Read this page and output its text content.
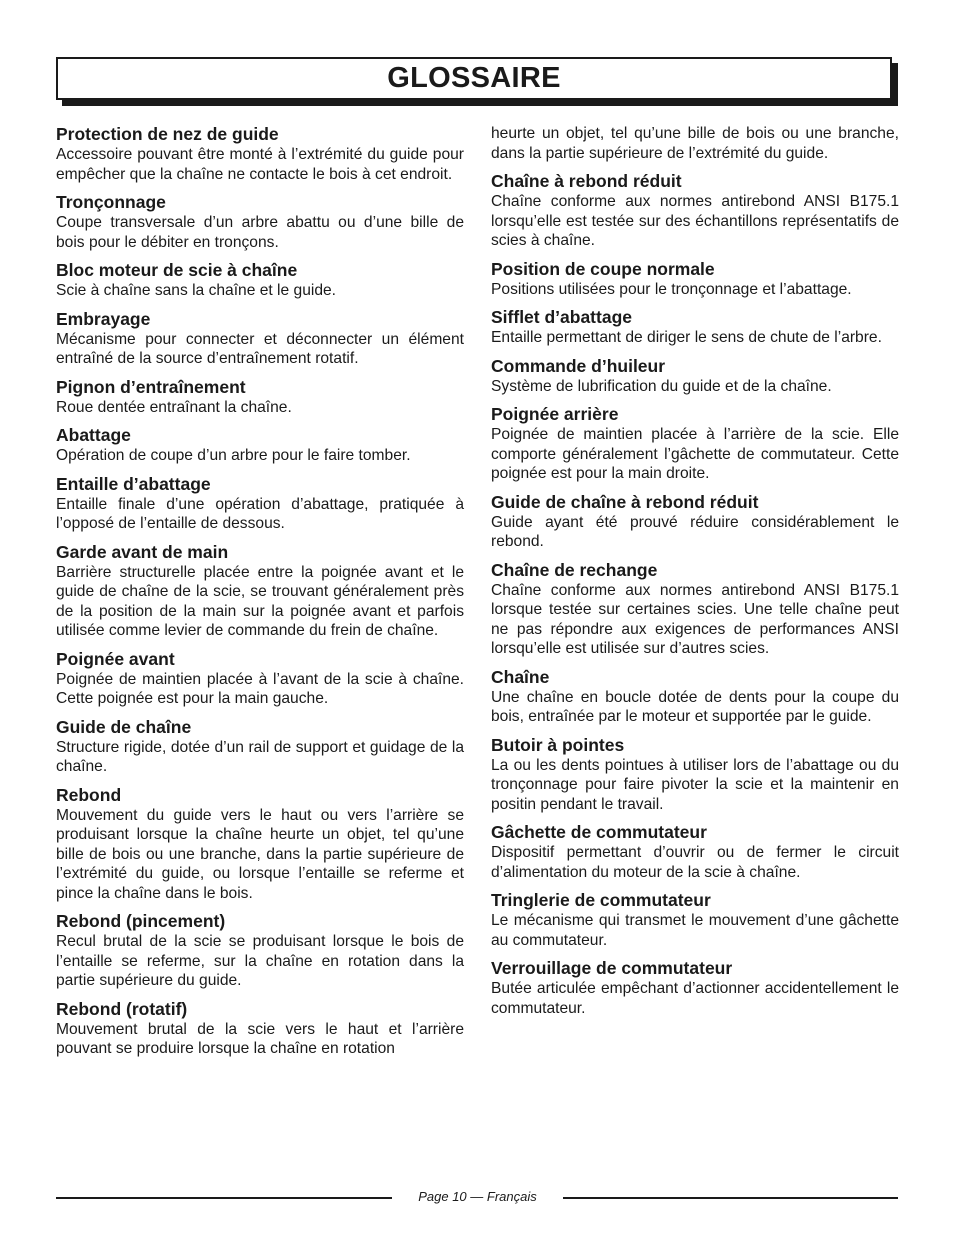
GLOSSAIRE
Protection de nez de guide
Accessoire pouvant être monté à l’extrémité du guide pour empêcher que la chaîne ne contacte le bois à cet endroit.
Tronçonnage
Coupe transversale d’un arbre abattu ou d’une bille de bois pour le débiter en tronçons.
Bloc moteur de scie à chaîne
Scie à chaîne sans la chaîne et le guide.
Embrayage
Mécanisme pour connecter et déconnecter un élément entraîné de la source d’entraînement rotatif.
Pignon d’entraînement
Roue dentée entraînant la chaîne.
Abattage
Opération de coupe d’un arbre pour le faire tomber.
Entaille d’abattage
Entaille finale d’une opération d’abattage, pratiquée à l’opposé de l’entaille de dessous.
Garde avant de main
Barrière structurelle placée entre la poignée avant et le guide de chaîne de la scie, se trouvant généralement près de la position de la main sur la poignée avant et parfois utilisée comme levier de commande du frein de chaîne.
Poignée avant
Poignée de maintien placée à l’avant de la scie à chaîne. Cette poignée est pour la main gauche.
Guide de chaîne
Structure rigide, dotée d’un rail de support et guidage de la chaîne.
Rebond
Mouvement du guide vers le haut ou vers l’arrière se produisant lorsque la chaîne heurte un objet, tel qu’une bille de bois ou une branche, dans la partie supérieure de l’extrémité du guide, ou lorsque l’entaille se referme et pince la chaîne dans le bois.
Rebond (pincement)
Recul brutal de la scie se produisant lorsque le bois de l’entaille se referme, sur la chaîne en rotation dans la partie supérieure du guide.
Rebond (rotatif)
Mouvement brutal de la scie vers le haut et l’arrière pouvant se produire lorsque la chaîne en rotation
heurte un objet, tel qu’une bille de bois ou une branche, dans la partie supérieure de l’extrémité du guide.
Chaîne à rebond réduit
Chaîne conforme aux normes antirebond ANSI B175.1 lorsqu’elle est testée sur des échantillons représentatifs de scies à chaîne.
Position de coupe normale
Positions utilisées pour le tronçonnage et l’abattage.
Sifflet d’abattage
Entaille permettant de diriger le sens de chute de l’arbre.
Commande d’huileur
Système de lubrification du guide et de la chaîne.
Poignée arrière
Poignée de maintien placée à l’arrière de la scie. Elle comporte généralement l’gâchette de commutateur. Cette poignée est pour la main droite.
Guide de chaîne à rebond réduit
Guide ayant été prouvé réduire considérablement le rebond.
Chaîne de rechange
Chaîne conforme aux normes antirebond ANSI B175.1 lorsque testée sur certaines scies. Une telle chaîne peut ne pas répondre aux exigences de performances ANSI lorsqu’elle est utilisée sur d’autres scies.
Chaîne
Une chaîne en boucle dotée de dents pour la coupe du bois, entraînée par le moteur et supportée par le guide.
Butoir à pointes
La ou les dents pointues à utiliser lors de l’abattage ou du tronçonnage pour faire pivoter la scie et la maintenir en positin pendant le travail.
Gâchette de commutateur
Dispositif permettant d’ouvrir ou de fermer le circuit d’alimentation du moteur de la scie à chaîne.
Tringlerie de commutateur
Le mécanisme qui transmet le mouvement d’une gâchette au commutateur.
Verrouillage de commutateur
Butée articulée empêchant d’actionner accidentellement le commutateur.
Page 10 — Français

------------------------------------------------------------------------

Short task: Extract the entries in full, exactly as they are, minus the pictures.

Problem solution:
Read this page and output its text content.
GLOSSAIRE
Protection de nez de guide
Accessoire pouvant être monté à l’extrémité du guide pour empêcher que la chaîne ne contacte le bois à cet endroit.
Tronçonnage
Coupe transversale d’un arbre abattu ou d’une bille de bois pour le débiter en tronçons.
Bloc moteur de scie à chaîne
Scie à chaîne sans la chaîne et le guide.
Embrayage
Mécanisme pour connecter et déconnecter un élément entraîné de la source d’entraînement rotatif.
Pignon d’entraînement
Roue dentée entraînant la chaîne.
Abattage
Opération de coupe d’un arbre pour le faire tomber.
Entaille d’abattage
Entaille finale d’une opération d’abattage, pratiquée à l’opposé de l’entaille de dessous.
Garde avant de main
Barrière structurelle placée entre la poignée avant et le guide de chaîne de la scie, se trouvant généralement près de la position de la main sur la poignée avant et parfois utilisée comme levier de commande du frein de chaîne.
Poignée avant
Poignée de maintien placée à l’avant de la scie à chaîne. Cette poignée est pour la main gauche.
Guide de chaîne
Structure rigide, dotée d’un rail de support et guidage de la chaîne.
Rebond
Mouvement du guide vers le haut ou vers l’arrière se produisant lorsque la chaîne heurte un objet, tel qu’une bille de bois ou une branche, dans la partie supérieure de l’extrémité du guide, ou lorsque l’entaille se referme et pince la chaîne dans le bois.
Rebond (pincement)
Recul brutal de la scie se produisant lorsque le bois de l’entaille se referme, sur la chaîne en rotation dans la partie supérieure du guide.
Rebond (rotatif)
Mouvement brutal de la scie vers le haut et l’arrière pouvant se produire lorsque la chaîne en rotation
heurte un objet, tel qu’une bille de bois ou une branche, dans la partie supérieure de l’extrémité du guide.
Chaîne à rebond réduit
Chaîne conforme aux normes antirebond ANSI B175.1 lorsqu’elle est testée sur des échantillons représentatifs de scies à chaîne.
Position de coupe normale
Positions utilisées pour le tronçonnage et l’abattage.
Sifflet d’abattage
Entaille permettant de diriger le sens de chute de l’arbre.
Commande d’huileur
Système de lubrification du guide et de la chaîne.
Poignée arrière
Poignée de maintien placée à l’arrière de la scie. Elle comporte généralement l’gâchette de commutateur. Cette poignée est pour la main droite.
Guide de chaîne à rebond réduit
Guide ayant été prouvé réduire considérablement le rebond.
Chaîne de rechange
Chaîne conforme aux normes antirebond ANSI B175.1 lorsque testée sur certaines scies. Une telle chaîne peut ne pas répondre aux exigences de performances ANSI lorsqu’elle est utilisée sur d’autres scies.
Chaîne
Une chaîne en boucle dotée de dents pour la coupe du bois, entraînée par le moteur et supportée par le guide.
Butoir à pointes
La ou les dents pointues à utiliser lors de l’abattage ou du tronçonnage pour faire pivoter la scie et la maintenir en positin pendant le travail.
Gâchette de commutateur
Dispositif permettant d’ouvrir ou de fermer le circuit d’alimentation du moteur de la scie à chaîne.
Tringlerie de commutateur
Le mécanisme qui transmet le mouvement d’une gâchette au commutateur.
Verrouillage de commutateur
Butée articulée empêchant d’actionner accidentellement le commutateur.
Page 10 — Français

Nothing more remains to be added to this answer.